#### Text segment:
################

The Special Needs Roller Coaster
The special needs roller coaster wasn’t guest blogger Katie Espinoza’s ride of choice. But she, her husband, and their baby climbed on in October of 2017. Katie’s found a way to make the ride easier for other parents too. I hope you enjoy this story from one of my former fourth grade students!
As a mother you only ever hope the best for your children. You never hope for a special needs roller coaster. My ride began when I was 27-years-old and in the military. I was the only woman in the Best Warrior Competition, placing 7th out of 15. About a week after this, I found out I was going to be a mom for the first time. My husband-to-be and I weren’t expecting this bundle of joy, but we embraced every bit of it. At our 20 week ultrasound we were excited to see if we were going to have a boy or girl. After my ultrasound they took us into a room and said the doctor wanted to talk to us. She told us our son would be born with a heart condition called Hypoplastic Left Heart Syndrome.
Our lives stood still. We left the doctor’s office with tears running down our faces. I felt as though I was on a roller coaster. The wind whipping through my hair, twirling and flicking as I climbed higher and higher. I reached the top, and my fears emerge as I looked over the edge knowing that was no going back now. My stomach flipped and soared high inside of you until gravity lunges it back down. I was jolting every which way. Should I scream? Should I laugh? Should I cry?

################

#### Task 1:
Write out, word for word, the stretch of the special needs roller coaster story from "As a mother" through "Left Heart Syndrome.".
#### Task 2:
Write what comes next in the special needs roller coaster story, starting after its final sentence.
The listing is taken from a separate source.

[Collection entries]

################

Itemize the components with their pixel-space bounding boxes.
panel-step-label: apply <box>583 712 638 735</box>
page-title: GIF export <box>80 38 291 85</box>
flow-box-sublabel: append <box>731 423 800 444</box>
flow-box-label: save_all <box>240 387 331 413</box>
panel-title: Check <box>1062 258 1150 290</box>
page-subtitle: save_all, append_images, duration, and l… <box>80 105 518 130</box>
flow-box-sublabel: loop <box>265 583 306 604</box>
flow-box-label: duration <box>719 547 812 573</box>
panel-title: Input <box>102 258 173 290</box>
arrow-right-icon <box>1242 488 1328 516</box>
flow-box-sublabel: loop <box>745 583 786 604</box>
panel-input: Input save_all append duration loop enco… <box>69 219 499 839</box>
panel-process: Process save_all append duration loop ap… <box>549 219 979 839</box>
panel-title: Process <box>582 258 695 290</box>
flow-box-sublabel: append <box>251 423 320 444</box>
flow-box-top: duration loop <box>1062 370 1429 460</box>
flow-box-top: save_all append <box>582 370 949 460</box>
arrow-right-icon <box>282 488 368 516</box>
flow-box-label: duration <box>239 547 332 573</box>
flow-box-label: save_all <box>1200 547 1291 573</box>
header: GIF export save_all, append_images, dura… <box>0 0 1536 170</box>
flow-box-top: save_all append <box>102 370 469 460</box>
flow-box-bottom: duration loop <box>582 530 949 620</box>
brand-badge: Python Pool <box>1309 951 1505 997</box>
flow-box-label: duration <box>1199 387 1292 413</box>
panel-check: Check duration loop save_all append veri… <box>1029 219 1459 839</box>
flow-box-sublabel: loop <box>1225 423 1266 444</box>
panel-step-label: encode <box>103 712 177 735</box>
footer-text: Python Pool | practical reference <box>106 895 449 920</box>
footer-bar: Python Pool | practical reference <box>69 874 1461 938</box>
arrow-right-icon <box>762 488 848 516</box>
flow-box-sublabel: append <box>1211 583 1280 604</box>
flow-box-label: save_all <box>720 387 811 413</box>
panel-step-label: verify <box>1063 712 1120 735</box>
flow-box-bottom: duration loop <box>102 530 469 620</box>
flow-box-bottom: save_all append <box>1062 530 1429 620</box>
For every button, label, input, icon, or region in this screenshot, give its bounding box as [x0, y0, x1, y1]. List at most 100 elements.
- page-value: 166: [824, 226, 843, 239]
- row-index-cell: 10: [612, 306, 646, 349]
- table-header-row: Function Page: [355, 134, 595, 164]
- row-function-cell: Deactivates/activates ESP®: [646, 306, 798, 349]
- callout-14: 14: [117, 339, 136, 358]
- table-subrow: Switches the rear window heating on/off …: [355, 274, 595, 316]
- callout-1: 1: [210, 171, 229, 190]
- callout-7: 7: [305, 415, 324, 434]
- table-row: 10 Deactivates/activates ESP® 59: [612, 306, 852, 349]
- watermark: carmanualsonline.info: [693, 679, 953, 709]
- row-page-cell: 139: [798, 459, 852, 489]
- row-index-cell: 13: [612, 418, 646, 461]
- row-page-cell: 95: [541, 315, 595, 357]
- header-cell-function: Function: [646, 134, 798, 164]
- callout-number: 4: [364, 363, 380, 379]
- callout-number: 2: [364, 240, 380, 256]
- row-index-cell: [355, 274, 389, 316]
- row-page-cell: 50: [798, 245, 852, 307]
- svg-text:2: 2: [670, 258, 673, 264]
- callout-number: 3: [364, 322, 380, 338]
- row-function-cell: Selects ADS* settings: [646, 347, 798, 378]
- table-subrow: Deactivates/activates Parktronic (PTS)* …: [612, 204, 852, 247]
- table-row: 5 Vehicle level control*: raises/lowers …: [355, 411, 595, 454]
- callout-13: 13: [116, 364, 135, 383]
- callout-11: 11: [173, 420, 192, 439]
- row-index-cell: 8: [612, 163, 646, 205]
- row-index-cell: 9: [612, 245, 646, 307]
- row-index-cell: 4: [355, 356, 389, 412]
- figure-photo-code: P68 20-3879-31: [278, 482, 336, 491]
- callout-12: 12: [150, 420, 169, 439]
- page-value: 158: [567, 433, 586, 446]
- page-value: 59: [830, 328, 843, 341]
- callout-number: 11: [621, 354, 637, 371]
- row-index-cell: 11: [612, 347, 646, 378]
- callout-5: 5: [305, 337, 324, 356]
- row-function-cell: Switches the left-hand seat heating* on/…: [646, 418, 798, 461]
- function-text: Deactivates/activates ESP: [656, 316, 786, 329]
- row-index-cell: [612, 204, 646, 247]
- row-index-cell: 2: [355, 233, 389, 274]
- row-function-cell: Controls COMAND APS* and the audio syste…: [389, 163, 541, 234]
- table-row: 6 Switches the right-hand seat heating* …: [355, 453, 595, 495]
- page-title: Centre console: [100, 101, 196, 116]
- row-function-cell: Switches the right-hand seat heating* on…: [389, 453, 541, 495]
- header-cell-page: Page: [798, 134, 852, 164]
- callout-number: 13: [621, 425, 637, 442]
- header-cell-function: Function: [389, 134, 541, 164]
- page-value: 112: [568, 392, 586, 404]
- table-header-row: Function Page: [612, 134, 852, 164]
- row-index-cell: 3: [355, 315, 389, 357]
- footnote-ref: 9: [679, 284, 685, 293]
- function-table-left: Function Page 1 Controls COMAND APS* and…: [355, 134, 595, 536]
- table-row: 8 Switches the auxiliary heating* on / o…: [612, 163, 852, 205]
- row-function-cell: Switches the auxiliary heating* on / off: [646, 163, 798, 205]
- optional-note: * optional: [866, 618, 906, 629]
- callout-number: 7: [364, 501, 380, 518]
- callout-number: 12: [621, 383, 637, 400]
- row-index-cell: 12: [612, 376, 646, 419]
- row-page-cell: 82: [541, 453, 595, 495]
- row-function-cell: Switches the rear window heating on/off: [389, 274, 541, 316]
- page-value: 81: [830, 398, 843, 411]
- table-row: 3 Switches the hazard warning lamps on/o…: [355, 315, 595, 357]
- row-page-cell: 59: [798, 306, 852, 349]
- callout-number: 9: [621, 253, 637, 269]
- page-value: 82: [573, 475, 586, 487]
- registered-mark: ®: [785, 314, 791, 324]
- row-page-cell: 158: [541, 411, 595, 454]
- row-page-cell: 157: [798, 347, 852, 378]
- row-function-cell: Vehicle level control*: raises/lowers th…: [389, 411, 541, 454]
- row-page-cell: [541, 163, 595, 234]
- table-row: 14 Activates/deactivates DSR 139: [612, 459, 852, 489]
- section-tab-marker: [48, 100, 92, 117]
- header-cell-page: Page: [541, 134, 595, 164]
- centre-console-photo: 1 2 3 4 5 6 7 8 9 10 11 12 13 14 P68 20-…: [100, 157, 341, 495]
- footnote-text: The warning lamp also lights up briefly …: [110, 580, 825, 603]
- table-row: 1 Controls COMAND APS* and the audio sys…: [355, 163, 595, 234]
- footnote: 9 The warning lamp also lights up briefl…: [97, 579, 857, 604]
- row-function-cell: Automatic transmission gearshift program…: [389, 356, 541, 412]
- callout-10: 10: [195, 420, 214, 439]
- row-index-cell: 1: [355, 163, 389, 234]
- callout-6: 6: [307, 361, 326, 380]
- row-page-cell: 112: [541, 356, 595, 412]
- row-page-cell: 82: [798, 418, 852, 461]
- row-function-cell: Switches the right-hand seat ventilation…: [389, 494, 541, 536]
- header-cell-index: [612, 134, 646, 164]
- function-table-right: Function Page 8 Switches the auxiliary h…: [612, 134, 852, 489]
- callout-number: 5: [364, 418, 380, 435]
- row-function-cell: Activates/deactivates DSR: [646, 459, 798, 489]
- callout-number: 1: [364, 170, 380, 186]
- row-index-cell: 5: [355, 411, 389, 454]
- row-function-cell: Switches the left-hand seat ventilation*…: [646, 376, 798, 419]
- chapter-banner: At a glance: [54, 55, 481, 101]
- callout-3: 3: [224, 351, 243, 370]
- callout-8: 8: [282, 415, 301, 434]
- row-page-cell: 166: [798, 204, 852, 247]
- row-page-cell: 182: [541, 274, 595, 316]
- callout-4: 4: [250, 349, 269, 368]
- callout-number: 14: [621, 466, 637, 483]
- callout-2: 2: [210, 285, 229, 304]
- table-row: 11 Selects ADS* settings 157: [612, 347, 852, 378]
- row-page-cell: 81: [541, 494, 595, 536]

################

#### Task output 1:
As a mother you only ever hope the best for your children. You never hope for a special needs roller coaster. My ride began when I was 27-years-old and in the military. I was the only woman in the Best Warrior Competition, placing 7th out of 15. About a week after this, I found out I was going to be a mom for the first time. My husband-to-be and I weren’t expecting this bundle of joy, but we embraced every bit of it. At our 20 week ultrasound we were excited to see if we were going to have a boy or girl. After my ultrasound they took us into a room and said the doctor wanted to talk to us. She told us our son would be born with a heart condition called Hypoplastic Left Heart Syndrome.

#### Task output 2:
My husband and I took the remainder of that day off and rode the special needs roller coaster. We cried into each other’s arms until no more tears could leave our bodies.
A few days later the cardiologist told us that this defect meant that our son would only have half of his heart. Our baby boy would be taken from us immediately after he was born to be hooked up to tubes and monitors. He gave us the choice of terminating the pregnancy. My first thought was to yell at him. Once I calmed down a bit, the rational side of me understood why he would offer that option to people. And then like the whiplash of the special needs roller coaster hit me all over again. It dawned on me that God planned all of this. He chose us to be parents to a special needs child. Some parents aren’t able to. Not because they aren’t capable, just where their lives are at that time. I am not saying we agree with termination, but once you are hit with news of a special needs child, all of that judgement goes away.
We were blessed in our journey to be able to take care of Elijah when he was born in October of 2017. So far, he’s overcome 3 open heart surgeries with 1 more down the road and a heart transplant at some point is likely. Our life has been full of monitors, beeps, alarms, checking breathing in the night, checking pulse ox and capillary refills. It has also been full of laughter, fun, swings and slides, dirt piles and vacations.
We promised Elijah from day one that heart defect or not we would not make him live in a bubble, even though he is susceptible to illness. We want him to see the world and live as normally as possible. He’ss doing well and is the orneriest spitfire you will ever meet. We say his stubborn side is what has kept him alive so far. His third birthday is in October and we can’t wait to celebrate it and many more with him.
Along this journey we came across a Mended Heart Bear© to be exact. It was made by a company called Bummer Bears©. Elijah loves this bear, because it has a zipper with a heart that is stitched in the middle. I kept up with their website and Facebook page throughout the next year or two. Next thing we saw was that Bummer Bears was going into hibernation. I knew immediately that I had to purchase the business. A year later, I became the proud owner of Bummer Bears© to help other children and families on the special needs roller coaster.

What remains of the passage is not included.